Extracted data entries:
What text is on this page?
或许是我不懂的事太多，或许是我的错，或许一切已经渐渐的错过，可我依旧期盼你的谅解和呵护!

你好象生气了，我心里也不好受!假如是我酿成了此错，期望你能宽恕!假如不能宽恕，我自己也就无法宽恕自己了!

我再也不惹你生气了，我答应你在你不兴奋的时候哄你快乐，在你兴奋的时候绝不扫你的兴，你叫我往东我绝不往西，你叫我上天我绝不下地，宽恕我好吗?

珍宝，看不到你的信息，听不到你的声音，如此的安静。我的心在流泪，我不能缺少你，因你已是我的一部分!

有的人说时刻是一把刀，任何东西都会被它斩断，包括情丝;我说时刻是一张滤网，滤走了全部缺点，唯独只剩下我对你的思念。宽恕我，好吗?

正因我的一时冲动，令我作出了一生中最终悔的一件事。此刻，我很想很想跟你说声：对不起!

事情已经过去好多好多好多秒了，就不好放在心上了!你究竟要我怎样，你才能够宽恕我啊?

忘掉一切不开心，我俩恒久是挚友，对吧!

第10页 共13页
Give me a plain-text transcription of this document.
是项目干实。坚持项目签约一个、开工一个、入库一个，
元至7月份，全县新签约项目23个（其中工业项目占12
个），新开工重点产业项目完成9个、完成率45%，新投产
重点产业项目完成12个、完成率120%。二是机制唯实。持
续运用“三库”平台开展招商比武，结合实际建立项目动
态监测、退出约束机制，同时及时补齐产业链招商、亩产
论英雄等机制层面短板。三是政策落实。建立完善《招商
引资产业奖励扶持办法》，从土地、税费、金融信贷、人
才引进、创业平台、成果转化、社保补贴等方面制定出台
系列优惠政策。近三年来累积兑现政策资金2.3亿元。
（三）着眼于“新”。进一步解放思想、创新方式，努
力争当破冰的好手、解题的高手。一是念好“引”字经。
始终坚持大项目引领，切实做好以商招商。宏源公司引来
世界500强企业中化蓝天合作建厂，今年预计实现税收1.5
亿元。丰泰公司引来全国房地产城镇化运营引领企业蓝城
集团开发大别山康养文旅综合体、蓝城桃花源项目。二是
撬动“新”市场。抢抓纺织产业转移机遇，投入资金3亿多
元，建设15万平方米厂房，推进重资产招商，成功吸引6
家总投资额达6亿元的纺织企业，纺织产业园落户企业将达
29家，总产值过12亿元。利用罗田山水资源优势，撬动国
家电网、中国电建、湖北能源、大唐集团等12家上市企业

Required work: Collect the lines of the records that include the string "text".

Final result:
What text is on this page?
Give me a plain-text transcription of this document.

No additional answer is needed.